++++ AANGELEVERDE RECORDS

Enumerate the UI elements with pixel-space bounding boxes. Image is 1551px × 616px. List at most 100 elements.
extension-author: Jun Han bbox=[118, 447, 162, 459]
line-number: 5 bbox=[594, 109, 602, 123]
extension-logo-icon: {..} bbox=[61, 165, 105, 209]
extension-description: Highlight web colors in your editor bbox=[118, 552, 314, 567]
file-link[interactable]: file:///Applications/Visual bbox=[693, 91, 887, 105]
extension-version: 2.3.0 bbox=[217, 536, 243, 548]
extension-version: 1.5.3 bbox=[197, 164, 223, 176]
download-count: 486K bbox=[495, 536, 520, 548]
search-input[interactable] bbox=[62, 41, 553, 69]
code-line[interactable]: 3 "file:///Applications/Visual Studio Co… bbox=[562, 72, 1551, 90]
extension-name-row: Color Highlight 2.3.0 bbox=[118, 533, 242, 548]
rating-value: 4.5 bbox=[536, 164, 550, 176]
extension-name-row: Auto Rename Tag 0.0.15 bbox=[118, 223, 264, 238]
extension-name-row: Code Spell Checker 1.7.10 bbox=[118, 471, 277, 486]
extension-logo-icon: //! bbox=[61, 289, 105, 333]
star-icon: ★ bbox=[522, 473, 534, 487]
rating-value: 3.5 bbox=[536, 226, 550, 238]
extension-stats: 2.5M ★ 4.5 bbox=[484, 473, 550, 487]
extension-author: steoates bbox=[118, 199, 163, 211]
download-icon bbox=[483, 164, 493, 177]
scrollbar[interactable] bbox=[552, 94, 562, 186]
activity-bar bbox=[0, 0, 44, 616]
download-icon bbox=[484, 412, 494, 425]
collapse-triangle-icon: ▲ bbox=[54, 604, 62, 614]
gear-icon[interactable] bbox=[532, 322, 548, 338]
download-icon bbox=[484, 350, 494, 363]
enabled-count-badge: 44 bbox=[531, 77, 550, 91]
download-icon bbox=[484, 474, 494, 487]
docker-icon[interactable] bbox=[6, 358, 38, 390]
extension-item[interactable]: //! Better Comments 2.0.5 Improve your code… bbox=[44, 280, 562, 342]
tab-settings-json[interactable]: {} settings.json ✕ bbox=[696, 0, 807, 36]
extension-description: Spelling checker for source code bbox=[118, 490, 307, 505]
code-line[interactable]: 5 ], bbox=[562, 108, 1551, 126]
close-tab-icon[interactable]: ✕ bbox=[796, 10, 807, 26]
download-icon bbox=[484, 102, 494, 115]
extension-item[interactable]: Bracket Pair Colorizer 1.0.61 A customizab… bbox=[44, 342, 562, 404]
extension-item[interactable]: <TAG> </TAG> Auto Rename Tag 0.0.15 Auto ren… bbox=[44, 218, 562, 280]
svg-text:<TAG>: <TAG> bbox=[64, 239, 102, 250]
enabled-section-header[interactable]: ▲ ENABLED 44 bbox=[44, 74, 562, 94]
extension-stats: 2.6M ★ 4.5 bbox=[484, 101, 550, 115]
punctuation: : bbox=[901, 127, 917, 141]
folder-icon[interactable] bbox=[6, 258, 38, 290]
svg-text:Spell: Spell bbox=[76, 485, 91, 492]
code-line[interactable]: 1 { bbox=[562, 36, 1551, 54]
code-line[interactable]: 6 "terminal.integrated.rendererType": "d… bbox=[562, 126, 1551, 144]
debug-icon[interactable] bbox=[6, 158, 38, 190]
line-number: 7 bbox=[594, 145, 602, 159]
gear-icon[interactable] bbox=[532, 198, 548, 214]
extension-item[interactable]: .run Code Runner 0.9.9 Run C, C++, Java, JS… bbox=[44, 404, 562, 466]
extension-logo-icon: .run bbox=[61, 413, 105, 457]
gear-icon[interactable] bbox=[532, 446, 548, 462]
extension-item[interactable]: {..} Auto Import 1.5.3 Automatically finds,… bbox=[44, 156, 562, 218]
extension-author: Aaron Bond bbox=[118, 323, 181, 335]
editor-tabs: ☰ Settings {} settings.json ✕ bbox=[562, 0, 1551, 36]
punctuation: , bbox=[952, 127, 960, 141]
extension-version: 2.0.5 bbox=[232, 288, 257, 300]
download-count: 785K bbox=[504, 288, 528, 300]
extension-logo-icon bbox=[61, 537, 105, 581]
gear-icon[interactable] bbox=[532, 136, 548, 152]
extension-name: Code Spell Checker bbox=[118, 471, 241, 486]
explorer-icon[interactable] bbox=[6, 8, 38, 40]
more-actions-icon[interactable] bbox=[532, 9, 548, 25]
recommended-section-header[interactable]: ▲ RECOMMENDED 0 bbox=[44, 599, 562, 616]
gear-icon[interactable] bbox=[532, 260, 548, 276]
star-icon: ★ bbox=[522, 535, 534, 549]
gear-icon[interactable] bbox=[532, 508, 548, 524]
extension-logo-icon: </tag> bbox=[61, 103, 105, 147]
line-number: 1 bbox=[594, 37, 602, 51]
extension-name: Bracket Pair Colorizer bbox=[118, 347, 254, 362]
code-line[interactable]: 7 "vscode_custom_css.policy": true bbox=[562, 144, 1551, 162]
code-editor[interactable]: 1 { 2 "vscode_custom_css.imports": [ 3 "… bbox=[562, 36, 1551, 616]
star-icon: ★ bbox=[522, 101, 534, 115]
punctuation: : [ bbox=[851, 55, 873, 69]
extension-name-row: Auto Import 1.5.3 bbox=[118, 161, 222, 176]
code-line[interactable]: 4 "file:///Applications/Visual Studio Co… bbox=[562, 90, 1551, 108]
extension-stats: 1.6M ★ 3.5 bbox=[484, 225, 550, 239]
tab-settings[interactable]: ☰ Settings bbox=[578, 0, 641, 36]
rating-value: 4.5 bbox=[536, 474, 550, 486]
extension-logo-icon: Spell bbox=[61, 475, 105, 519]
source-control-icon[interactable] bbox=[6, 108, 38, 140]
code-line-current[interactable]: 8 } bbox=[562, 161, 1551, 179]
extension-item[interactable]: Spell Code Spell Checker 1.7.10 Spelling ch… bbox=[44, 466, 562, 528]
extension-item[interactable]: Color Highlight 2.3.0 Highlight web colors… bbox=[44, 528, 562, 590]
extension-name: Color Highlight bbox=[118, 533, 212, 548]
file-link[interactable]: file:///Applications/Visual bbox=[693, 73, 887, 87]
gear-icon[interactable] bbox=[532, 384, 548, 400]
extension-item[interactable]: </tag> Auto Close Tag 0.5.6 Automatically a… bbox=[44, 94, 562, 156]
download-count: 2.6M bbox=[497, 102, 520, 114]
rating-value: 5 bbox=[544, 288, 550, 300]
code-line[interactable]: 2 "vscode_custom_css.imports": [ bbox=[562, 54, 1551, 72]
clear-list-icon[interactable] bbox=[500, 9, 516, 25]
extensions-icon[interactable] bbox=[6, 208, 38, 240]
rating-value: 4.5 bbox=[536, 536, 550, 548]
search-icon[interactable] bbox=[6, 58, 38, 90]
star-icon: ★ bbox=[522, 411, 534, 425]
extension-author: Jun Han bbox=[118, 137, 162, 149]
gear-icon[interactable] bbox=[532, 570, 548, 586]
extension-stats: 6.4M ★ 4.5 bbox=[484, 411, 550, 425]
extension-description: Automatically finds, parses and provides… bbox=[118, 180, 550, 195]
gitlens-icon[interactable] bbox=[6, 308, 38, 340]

++++++++

WAT NODIG IS: Haal alles uit de records, vanaf het begin tot en met de regel met "search-input[interactable] bbox=[62, 41, 553, 69]", en geef die regels letterlijk weer.

RESULTAAT TAAK:
Enumerate the UI elements with pixel-space bounding boxes. Image is 1551px × 616px. List at most 100 elements.
extension-author: Jun Han bbox=[118, 447, 162, 459]
line-number: 5 bbox=[594, 109, 602, 123]
extension-logo-icon: {..} bbox=[61, 165, 105, 209]
extension-description: Highlight web colors in your editor bbox=[118, 552, 314, 567]
file-link[interactable]: file:///Applications/Visual bbox=[693, 91, 887, 105]
extension-version: 2.3.0 bbox=[217, 536, 243, 548]
extension-version: 1.5.3 bbox=[197, 164, 223, 176]
download-count: 486K bbox=[495, 536, 520, 548]
search-input[interactable] bbox=[62, 41, 553, 69]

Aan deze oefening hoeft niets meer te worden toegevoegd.